— begin —
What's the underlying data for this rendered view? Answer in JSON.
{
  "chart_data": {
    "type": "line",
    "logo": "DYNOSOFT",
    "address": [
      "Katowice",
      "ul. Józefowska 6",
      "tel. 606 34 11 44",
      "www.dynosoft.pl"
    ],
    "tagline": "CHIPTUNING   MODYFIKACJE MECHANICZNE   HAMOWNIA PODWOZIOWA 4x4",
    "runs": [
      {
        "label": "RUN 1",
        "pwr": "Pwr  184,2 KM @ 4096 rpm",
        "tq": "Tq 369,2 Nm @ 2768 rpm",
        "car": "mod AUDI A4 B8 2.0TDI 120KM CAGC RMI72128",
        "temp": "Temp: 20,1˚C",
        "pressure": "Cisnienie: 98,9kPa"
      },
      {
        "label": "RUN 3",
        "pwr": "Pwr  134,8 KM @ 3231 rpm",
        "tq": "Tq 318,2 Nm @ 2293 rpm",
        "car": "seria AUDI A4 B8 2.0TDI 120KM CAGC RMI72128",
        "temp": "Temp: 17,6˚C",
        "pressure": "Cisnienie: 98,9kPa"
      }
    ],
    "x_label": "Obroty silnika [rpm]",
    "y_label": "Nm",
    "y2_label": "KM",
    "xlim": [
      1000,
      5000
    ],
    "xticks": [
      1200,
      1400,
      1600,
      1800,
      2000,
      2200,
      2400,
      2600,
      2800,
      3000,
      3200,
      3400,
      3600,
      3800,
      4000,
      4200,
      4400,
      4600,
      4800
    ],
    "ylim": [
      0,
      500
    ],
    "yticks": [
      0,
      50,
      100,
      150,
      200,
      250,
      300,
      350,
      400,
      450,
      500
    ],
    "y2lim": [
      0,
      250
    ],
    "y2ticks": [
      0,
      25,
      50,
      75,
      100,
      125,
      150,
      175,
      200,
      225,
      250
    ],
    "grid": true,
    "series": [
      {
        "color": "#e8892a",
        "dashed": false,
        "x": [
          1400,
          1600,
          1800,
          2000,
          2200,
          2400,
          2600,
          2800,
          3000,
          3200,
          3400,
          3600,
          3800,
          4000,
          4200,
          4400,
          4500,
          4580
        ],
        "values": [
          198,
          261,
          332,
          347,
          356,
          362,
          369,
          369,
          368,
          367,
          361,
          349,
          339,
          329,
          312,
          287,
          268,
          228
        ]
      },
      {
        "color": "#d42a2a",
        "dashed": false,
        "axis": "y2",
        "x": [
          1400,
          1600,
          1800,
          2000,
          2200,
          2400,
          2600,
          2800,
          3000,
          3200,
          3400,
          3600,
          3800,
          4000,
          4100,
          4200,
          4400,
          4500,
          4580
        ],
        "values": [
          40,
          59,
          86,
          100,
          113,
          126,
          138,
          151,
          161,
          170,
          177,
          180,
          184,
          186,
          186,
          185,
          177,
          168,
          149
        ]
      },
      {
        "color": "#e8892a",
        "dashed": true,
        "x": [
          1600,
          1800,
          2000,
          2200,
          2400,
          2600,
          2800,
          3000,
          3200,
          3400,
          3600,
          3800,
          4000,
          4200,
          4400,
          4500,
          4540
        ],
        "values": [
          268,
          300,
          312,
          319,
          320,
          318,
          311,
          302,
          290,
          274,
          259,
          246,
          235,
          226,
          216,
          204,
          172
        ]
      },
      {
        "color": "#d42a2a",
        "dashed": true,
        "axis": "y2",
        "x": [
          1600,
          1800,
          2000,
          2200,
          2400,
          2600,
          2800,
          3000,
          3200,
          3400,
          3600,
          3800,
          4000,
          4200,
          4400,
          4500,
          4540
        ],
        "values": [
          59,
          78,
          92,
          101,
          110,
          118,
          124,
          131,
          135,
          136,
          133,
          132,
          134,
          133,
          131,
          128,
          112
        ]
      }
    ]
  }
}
— end —
**Short task:** Within the listing above, copy each line that has the string "AUDI".

**Answer to the exercise:**
        "car": "mod AUDI A4 B8 2.0TDI 120KM CAGC RMI72128",
        "car": "seria AUDI A4 B8 2.0TDI 120KM CAGC RMI72128",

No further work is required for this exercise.